### STATED PROBLEM
Each entry below should be echoed exactly, with pictures omitted.

### Dataset entries on figures
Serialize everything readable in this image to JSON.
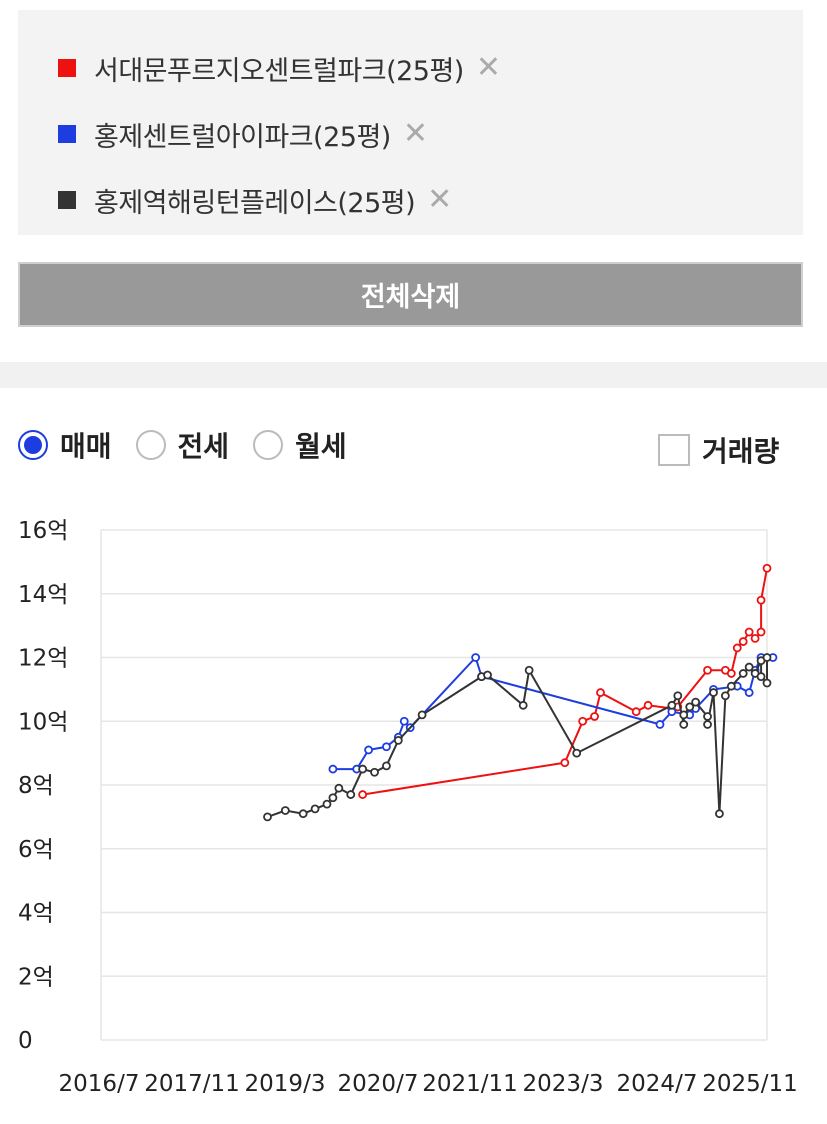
{
  "legend": {
    "items": [
      {
        "color": "#ee1111",
        "label": "서대문푸르지오센트럴파크(25평)",
        "remove": "✕"
      },
      {
        "color": "#1e3de0",
        "label": "홍제센트럴아이파크(25평)",
        "remove": "✕"
      },
      {
        "color": "#333333",
        "label": "홍제역해링턴플레이스(25평)",
        "remove": "✕"
      }
    ]
  },
  "clear_button": "전체삭제",
  "trade_types": [
    {
      "label": "매매",
      "selected": true
    },
    {
      "label": "전세",
      "selected": false
    },
    {
      "label": "월세",
      "selected": false
    }
  ],
  "volume_checkbox": {
    "label": "거래량",
    "checked": false
  },
  "chart_data": {
    "type": "line",
    "title": "",
    "xlabel": "",
    "ylabel": "",
    "y_ticks": [
      "0",
      "2억",
      "4억",
      "6억",
      "8억",
      "10억",
      "12억",
      "14억",
      "16억"
    ],
    "x_ticks": [
      "2016/7",
      "2017/11",
      "2019/3",
      "2020/7",
      "2021/11",
      "2023/3",
      "2024/7",
      "2025/11"
    ],
    "ylim": [
      0,
      16
    ],
    "xlim": [
      "2016-07",
      "2025-11"
    ],
    "y_unit": "억",
    "grid": true,
    "series": [
      {
        "name": "서대문푸르지오센트럴파크(25평)",
        "color": "#ee1111",
        "points": [
          [
            "2020-03",
            7.7
          ],
          [
            "2023-01",
            8.7
          ],
          [
            "2023-04",
            10.0
          ],
          [
            "2023-06",
            10.15
          ],
          [
            "2023-07",
            10.9
          ],
          [
            "2024-01",
            10.3
          ],
          [
            "2024-03",
            10.5
          ],
          [
            "2024-07",
            10.4
          ],
          [
            "2024-08",
            10.45
          ],
          [
            "2025-01",
            11.6
          ],
          [
            "2025-04",
            11.6
          ],
          [
            "2025-05",
            11.5
          ],
          [
            "2025-06",
            12.3
          ],
          [
            "2025-07",
            12.5
          ],
          [
            "2025-08",
            12.8
          ],
          [
            "2025-09",
            12.6
          ],
          [
            "2025-10",
            12.8
          ],
          [
            "2025-10",
            13.8
          ],
          [
            "2025-11",
            14.8
          ]
        ]
      },
      {
        "name": "홍제센트럴아이파크(25평)",
        "color": "#1e3de0",
        "points": [
          [
            "2019-10",
            8.5
          ],
          [
            "2020-02",
            8.5
          ],
          [
            "2020-04",
            9.1
          ],
          [
            "2020-07",
            9.2
          ],
          [
            "2020-09",
            9.5
          ],
          [
            "2020-10",
            10.0
          ],
          [
            "2020-11",
            9.8
          ],
          [
            "2021-10",
            12.0
          ],
          [
            "2021-11",
            11.4
          ],
          [
            "2024-05",
            9.9
          ],
          [
            "2024-07",
            10.3
          ],
          [
            "2024-10",
            10.2
          ],
          [
            "2024-11",
            10.4
          ],
          [
            "2025-02",
            11.0
          ],
          [
            "2025-06",
            11.1
          ],
          [
            "2025-08",
            10.9
          ],
          [
            "2025-09",
            11.6
          ],
          [
            "2025-10",
            12.0
          ],
          [
            "2025-12",
            12.0
          ]
        ]
      },
      {
        "name": "홍제역해링턴플레이스(25평)",
        "color": "#333333",
        "points": [
          [
            "2018-11",
            7.0
          ],
          [
            "2019-02",
            7.2
          ],
          [
            "2019-05",
            7.1
          ],
          [
            "2019-07",
            7.25
          ],
          [
            "2019-09",
            7.4
          ],
          [
            "2019-10",
            7.6
          ],
          [
            "2019-11",
            7.9
          ],
          [
            "2020-01",
            7.7
          ],
          [
            "2020-03",
            8.5
          ],
          [
            "2020-05",
            8.4
          ],
          [
            "2020-07",
            8.6
          ],
          [
            "2020-09",
            9.4
          ],
          [
            "2021-01",
            10.2
          ],
          [
            "2021-11",
            11.4
          ],
          [
            "2021-12",
            11.45
          ],
          [
            "2022-06",
            10.5
          ],
          [
            "2022-07",
            11.6
          ],
          [
            "2023-03",
            9.0
          ],
          [
            "2024-07",
            10.5
          ],
          [
            "2024-08",
            10.8
          ],
          [
            "2024-09",
            9.9
          ],
          [
            "2024-09",
            10.2
          ],
          [
            "2024-10",
            10.45
          ],
          [
            "2024-11",
            10.6
          ],
          [
            "2025-01",
            10.15
          ],
          [
            "2025-01",
            9.9
          ],
          [
            "2025-02",
            10.9
          ],
          [
            "2025-03",
            7.1
          ],
          [
            "2025-04",
            10.8
          ],
          [
            "2025-05",
            11.1
          ],
          [
            "2025-07",
            11.5
          ],
          [
            "2025-08",
            11.7
          ],
          [
            "2025-09",
            11.5
          ],
          [
            "2025-10",
            11.9
          ],
          [
            "2025-10",
            11.4
          ],
          [
            "2025-11",
            11.2
          ],
          [
            "2025-11",
            12.0
          ]
        ]
      }
    ]
  }
}
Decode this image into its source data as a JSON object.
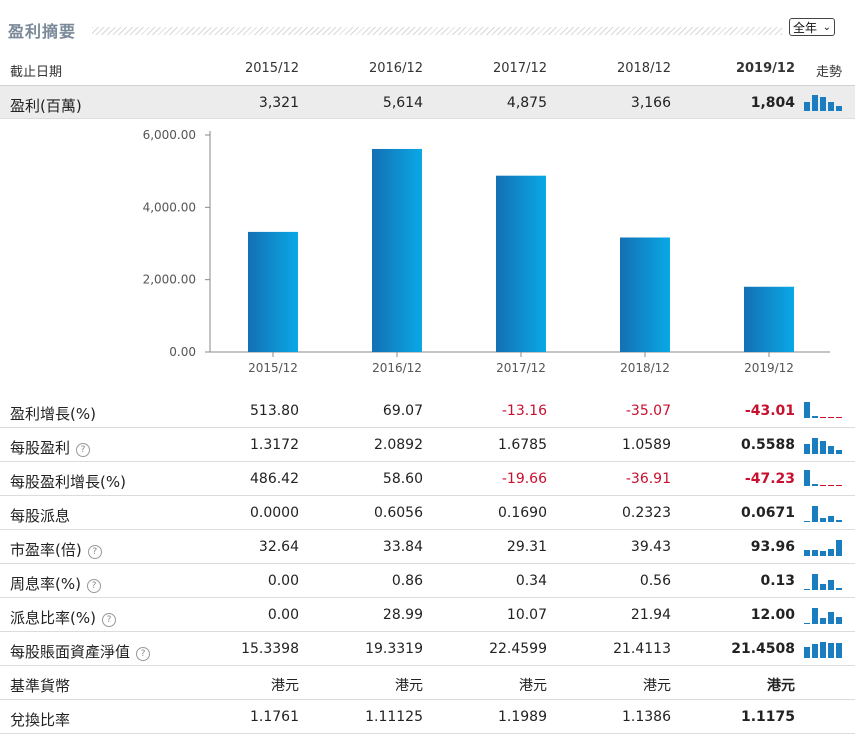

### FULL RESPONSE
Serialize everything readable in this image to JSON.
{
  "legend": {
    "items": [
      {
        "color": "#ee1111",
        "label": "서대문푸르지오센트럴파크(25평)",
        "remove": "✕"
      },
      {
        "color": "#1e3de0",
        "label": "홍제센트럴아이파크(25평)",
        "remove": "✕"
      },
      {
        "color": "#333333",
        "label": "홍제역해링턴플레이스(25평)",
        "remove": "✕"
      }
    ]
  },
  "clear_button": "전체삭제",
  "trade_types": [
    {
      "label": "매매",
      "selected": true
    },
    {
      "label": "전세",
      "selected": false
    },
    {
      "label": "월세",
      "selected": false
    }
  ],
  "volume_checkbox": {
    "label": "거래량",
    "checked": false
  },
  "chart_data": {
    "type": "line",
    "title": "",
    "xlabel": "",
    "ylabel": "",
    "y_ticks": [
      "0",
      "2억",
      "4억",
      "6억",
      "8억",
      "10억",
      "12억",
      "14억",
      "16억"
    ],
    "x_ticks": [
      "2016/7",
      "2017/11",
      "2019/3",
      "2020/7",
      "2021/11",
      "2023/3",
      "2024/7",
      "2025/11"
    ],
    "ylim": [
      0,
      16
    ],
    "xlim": [
      "2016-07",
      "2025-11"
    ],
    "y_unit": "억",
    "grid": true,
    "series": [
      {
        "name": "서대문푸르지오센트럴파크(25평)",
        "color": "#ee1111",
        "points": [
          [
            "2020-03",
            7.7
          ],
          [
            "2023-01",
            8.7
          ],
          [
            "2023-04",
            10.0
          ],
          [
            "2023-06",
            10.15
          ],
          [
            "2023-07",
            10.9
          ],
          [
            "2024-01",
            10.3
          ],
          [
            "2024-03",
            10.5
          ],
          [
            "2024-07",
            10.4
          ],
          [
            "2024-08",
            10.45
          ],
          [
            "2025-01",
            11.6
          ],
          [
            "2025-04",
            11.6
          ],
          [
            "2025-05",
            11.5
          ],
          [
            "2025-06",
            12.3
          ],
          [
            "2025-07",
            12.5
          ],
          [
            "2025-08",
            12.8
          ],
          [
            "2025-09",
            12.6
          ],
          [
            "2025-10",
            12.8
          ],
          [
            "2025-10",
            13.8
          ],
          [
            "2025-11",
            14.8
          ]
        ]
      },
      {
        "name": "홍제센트럴아이파크(25평)",
        "color": "#1e3de0",
        "points": [
          [
            "2019-10",
            8.5
          ],
          [
            "2020-02",
            8.5
          ],
          [
            "2020-04",
            9.1
          ],
          [
            "2020-07",
            9.2
          ],
          [
            "2020-09",
            9.5
          ],
          [
            "2020-10",
            10.0
          ],
          [
            "2020-11",
            9.8
          ],
          [
            "2021-10",
            12.0
          ],
          [
            "2021-11",
            11.4
          ],
          [
            "2024-05",
            9.9
          ],
          [
            "2024-07",
            10.3
          ],
          [
            "2024-10",
            10.2
          ],
          [
            "2024-11",
            10.4
          ],
          [
            "2025-02",
            11.0
          ],
          [
            "2025-06",
            11.1
          ],
          [
            "2025-08",
            10.9
          ],
          [
            "2025-09",
            11.6
          ],
          [
            "2025-10",
            12.0
          ],
          [
            "2025-12",
            12.0
          ]
        ]
      },
      {
        "name": "홍제역해링턴플레이스(25평)",
        "color": "#333333",
        "points": [
          [
            "2018-11",
            7.0
          ],
          [
            "2019-02",
            7.2
          ],
          [
            "2019-05",
            7.1
          ],
          [
            "2019-07",
            7.25
          ],
          [
            "2019-09",
            7.4
          ],
          [
            "2019-10",
            7.6
          ],
          [
            "2019-11",
            7.9
          ],
          [
            "2020-01",
            7.7
          ],
          [
            "2020-03",
            8.5
          ],
          [
            "2020-05",
            8.4
          ],
          [
            "2020-07",
            8.6
          ],
          [
            "2020-09",
            9.4
          ],
          [
            "2021-01",
            10.2
          ],
          [
            "2021-11",
            11.4
          ],
          [
            "2021-12",
            11.45
          ],
          [
            "2022-06",
            10.5
          ],
          [
            "2022-07",
            11.6
          ],
          [
            "2023-03",
            9.0
          ],
          [
            "2024-07",
            10.5
          ],
          [
            "2024-08",
            10.8
          ],
          [
            "2024-09",
            9.9
          ],
          [
            "2024-09",
            10.2
          ],
          [
            "2024-10",
            10.45
          ],
          [
            "2024-11",
            10.6
          ],
          [
            "2025-01",
            10.15
          ],
          [
            "2025-01",
            9.9
          ],
          [
            "2025-02",
            10.9
          ],
          [
            "2025-03",
            7.1
          ],
          [
            "2025-04",
            10.8
          ],
          [
            "2025-05",
            11.1
          ],
          [
            "2025-07",
            11.5
          ],
          [
            "2025-08",
            11.7
          ],
          [
            "2025-09",
            11.5
          ],
          [
            "2025-10",
            11.9
          ],
          [
            "2025-10",
            11.4
          ],
          [
            "2025-11",
            11.2
          ],
          [
            "2025-11",
            12.0
          ]
        ]
      }
    ]
  }
}
Decode this image into its source data as a JSON object.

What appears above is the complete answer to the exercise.